- _Problem requirements_
Wherever the word "understand" shows up in a line, please copy that line.

- _Stored records_
#####

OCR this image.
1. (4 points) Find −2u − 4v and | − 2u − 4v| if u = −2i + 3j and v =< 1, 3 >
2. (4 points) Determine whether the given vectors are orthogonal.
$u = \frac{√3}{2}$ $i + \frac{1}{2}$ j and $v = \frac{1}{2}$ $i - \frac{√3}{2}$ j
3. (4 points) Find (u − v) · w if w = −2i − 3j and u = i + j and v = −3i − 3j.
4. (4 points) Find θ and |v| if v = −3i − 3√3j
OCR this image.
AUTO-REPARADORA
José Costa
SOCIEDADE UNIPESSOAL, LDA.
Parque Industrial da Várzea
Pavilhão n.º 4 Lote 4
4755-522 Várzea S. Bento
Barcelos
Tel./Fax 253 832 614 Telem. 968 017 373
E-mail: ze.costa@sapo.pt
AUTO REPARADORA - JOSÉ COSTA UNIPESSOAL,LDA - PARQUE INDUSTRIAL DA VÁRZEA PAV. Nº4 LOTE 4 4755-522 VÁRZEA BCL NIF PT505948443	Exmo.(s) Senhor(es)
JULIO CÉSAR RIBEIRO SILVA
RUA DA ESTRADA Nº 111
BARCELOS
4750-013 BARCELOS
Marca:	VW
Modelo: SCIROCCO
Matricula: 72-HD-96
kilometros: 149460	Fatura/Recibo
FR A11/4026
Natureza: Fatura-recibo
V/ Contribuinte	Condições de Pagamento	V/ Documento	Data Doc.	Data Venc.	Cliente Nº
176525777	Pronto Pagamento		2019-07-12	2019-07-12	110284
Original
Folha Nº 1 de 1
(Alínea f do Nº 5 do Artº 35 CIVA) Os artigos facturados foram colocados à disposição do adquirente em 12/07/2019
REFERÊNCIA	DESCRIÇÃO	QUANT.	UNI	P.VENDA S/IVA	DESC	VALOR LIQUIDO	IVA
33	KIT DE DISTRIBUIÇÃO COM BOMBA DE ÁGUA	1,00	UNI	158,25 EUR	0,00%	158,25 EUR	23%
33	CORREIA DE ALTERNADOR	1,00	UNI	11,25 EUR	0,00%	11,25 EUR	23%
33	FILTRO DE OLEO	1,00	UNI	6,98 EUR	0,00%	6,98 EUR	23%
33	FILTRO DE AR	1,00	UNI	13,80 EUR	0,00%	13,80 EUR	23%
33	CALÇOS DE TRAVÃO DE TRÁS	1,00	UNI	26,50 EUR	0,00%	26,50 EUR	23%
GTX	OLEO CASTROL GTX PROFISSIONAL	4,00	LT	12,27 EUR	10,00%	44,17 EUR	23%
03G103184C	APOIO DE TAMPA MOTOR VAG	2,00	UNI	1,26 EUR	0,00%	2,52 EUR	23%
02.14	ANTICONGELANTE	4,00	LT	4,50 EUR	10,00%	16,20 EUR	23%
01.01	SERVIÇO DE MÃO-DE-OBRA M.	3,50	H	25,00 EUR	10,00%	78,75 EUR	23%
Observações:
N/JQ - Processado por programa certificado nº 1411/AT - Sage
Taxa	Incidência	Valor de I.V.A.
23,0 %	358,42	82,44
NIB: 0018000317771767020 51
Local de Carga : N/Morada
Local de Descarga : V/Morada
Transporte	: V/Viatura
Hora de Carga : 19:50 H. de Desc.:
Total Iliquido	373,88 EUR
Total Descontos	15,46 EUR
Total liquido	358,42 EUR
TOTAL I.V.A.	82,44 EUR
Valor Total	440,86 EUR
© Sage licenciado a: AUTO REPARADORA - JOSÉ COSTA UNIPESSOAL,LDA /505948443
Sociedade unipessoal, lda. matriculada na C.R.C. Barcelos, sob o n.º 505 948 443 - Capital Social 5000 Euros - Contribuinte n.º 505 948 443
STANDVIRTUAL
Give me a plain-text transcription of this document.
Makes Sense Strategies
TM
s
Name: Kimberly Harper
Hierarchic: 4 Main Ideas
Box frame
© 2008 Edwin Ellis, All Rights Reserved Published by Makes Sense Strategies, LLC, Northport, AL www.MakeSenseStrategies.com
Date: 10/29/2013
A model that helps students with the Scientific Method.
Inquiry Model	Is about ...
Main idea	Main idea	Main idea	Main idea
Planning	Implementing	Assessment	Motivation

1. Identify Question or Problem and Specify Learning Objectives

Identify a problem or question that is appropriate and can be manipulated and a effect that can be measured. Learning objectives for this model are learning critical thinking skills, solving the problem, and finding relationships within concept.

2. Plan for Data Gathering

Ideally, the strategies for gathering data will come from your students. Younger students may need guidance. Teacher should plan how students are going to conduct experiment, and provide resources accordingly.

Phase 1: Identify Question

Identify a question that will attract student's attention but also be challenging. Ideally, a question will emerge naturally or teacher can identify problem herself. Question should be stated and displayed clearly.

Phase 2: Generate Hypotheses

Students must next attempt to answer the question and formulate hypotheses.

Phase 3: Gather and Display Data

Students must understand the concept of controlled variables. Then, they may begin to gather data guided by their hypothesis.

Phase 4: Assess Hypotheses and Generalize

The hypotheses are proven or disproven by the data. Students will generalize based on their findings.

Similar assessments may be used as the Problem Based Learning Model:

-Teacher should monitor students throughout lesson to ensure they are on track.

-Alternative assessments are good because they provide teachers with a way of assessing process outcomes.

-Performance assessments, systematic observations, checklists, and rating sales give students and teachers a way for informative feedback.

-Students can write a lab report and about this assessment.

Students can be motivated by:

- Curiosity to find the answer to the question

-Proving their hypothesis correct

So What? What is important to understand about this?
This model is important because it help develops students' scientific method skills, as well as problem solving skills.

#####

- _Full output_
Students must understand the concept of controlled variables. Then, they may begin to gather data guided by their hypothesis.
So What? What is important to understand about this?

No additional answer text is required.